◆ **Task goal**:
Take the data below and repeat it exactly.

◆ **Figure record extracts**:
-=-=-=-=-
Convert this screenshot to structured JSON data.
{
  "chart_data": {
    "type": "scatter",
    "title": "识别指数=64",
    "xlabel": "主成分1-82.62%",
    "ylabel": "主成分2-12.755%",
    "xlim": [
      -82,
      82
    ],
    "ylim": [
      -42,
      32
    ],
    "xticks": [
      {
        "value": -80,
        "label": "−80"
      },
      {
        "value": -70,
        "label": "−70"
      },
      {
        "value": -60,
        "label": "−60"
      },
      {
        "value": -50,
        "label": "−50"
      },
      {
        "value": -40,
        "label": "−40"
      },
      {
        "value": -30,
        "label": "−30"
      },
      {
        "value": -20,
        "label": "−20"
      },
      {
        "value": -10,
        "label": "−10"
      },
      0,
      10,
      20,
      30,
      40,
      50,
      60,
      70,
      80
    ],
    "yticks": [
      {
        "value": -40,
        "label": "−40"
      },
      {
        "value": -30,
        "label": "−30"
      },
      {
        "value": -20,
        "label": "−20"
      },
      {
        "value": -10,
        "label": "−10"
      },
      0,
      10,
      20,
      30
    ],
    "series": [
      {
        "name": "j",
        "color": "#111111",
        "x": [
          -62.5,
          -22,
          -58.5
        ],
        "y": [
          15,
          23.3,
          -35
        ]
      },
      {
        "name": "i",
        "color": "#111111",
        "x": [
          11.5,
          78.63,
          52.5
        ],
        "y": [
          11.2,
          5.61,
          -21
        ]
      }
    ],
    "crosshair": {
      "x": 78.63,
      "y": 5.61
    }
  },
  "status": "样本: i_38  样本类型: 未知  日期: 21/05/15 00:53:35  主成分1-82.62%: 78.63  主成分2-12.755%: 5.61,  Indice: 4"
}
-=-=-=-=-
◆ **Output for this task**:
Convert this screenshot to structured JSON data.
{
  "chart_data": {
    "type": "scatter",
    "title": "识别指数=64",
    "xlabel": "主成分1-82.62%",
    "ylabel": "主成分2-12.755%",
    "xlim": [
      -82,
      82
    ],
    "ylim": [
      -42,
      32
    ],
    "xticks": [
      {
        "value": -80,
        "label": "−80"
      },
      {
        "value": -70,
        "label": "−70"
      },
      {
        "value": -60,
        "label": "−60"
      },
      {
        "value": -50,
        "label": "−50"
      },
      {
        "value": -40,
        "label": "−40"
      },
      {
        "value": -30,
        "label": "−30"
      },
      {
        "value": -20,
        "label": "−20"
      },
      {
        "value": -10,
        "label": "−10"
      },
      0,
      10,
      20,
      30,
      40,
      50,
      60,
      70,
      80
    ],
    "yticks": [
      {
        "value": -40,
        "label": "−40"
      },
      {
        "value": -30,
        "label": "−30"
      },
      {
        "value": -20,
        "label": "−20"
      },
      {
        "value": -10,
        "label": "−10"
      },
      0,
      10,
      20,
      30
    ],
    "series": [
      {
        "name": "j",
        "color": "#111111",
        "x": [
          -62.5,
          -22,
          -58.5
        ],
        "y": [
          15,
          23.3,
          -35
        ]
      },
      {
        "name": "i",
        "color": "#111111",
        "x": [
          11.5,
          78.63,
          52.5
        ],
        "y": [
          11.2,
          5.61,
          -21
        ]
      }
    ],
    "crosshair": {
      "x": 78.63,
      "y": 5.61
    }
  },
  "status": "样本: i_38  样本类型: 未知  日期: 21/05/15 00:53:35  主成分1-82.62%: 78.63  主成分2-12.755%: 5.61,  Indice: 4"
}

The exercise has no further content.